Work required:
Only the pictures are left out: repeat the rest of the entries exactly.

-- start Supplied material --

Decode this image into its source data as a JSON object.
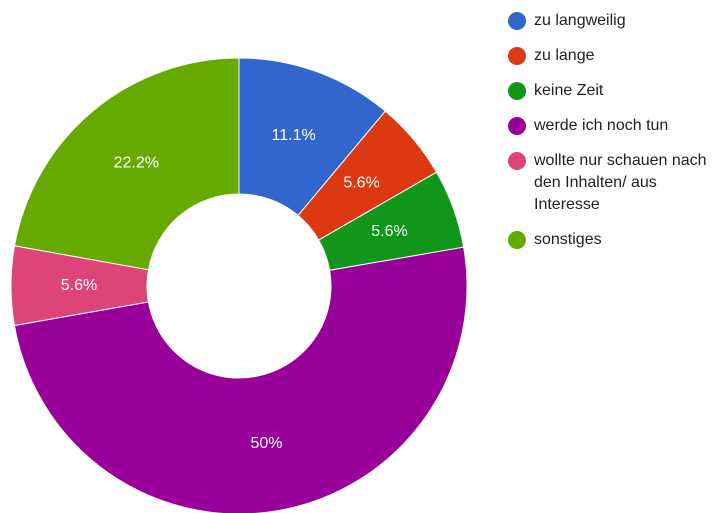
{
  "chart_data": {
    "type": "pie",
    "donut": true,
    "categories": [
      "zu langweilig",
      "zu lange",
      "keine Zeit",
      "werde ich noch tun",
      "wollte nur schauen nach den Inhalten/ aus Interesse",
      "sonstiges"
    ],
    "values": [
      11.1,
      5.6,
      5.6,
      50,
      5.6,
      22.2
    ],
    "value_labels": [
      "11.1%",
      "5.6%",
      "5.6%",
      "50%",
      "5.6%",
      "22.2%"
    ],
    "colors": [
      "#3366cc",
      "#dc3912",
      "#109618",
      "#990099",
      "#dd4477",
      "#66aa00"
    ],
    "legend": "right"
  }
}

-- end Supplied material --

Expected answer:
Decode this image into its source data as a JSON object.
{
  "chart_data": {
    "type": "pie",
    "donut": true,
    "categories": [
      "zu langweilig",
      "zu lange",
      "keine Zeit",
      "werde ich noch tun",
      "wollte nur schauen nach den Inhalten/ aus Interesse",
      "sonstiges"
    ],
    "values": [
      11.1,
      5.6,
      5.6,
      50,
      5.6,
      22.2
    ],
    "value_labels": [
      "11.1%",
      "5.6%",
      "5.6%",
      "50%",
      "5.6%",
      "22.2%"
    ],
    "colors": [
      "#3366cc",
      "#dc3912",
      "#109618",
      "#990099",
      "#dd4477",
      "#66aa00"
    ],
    "legend": "right"
  }
}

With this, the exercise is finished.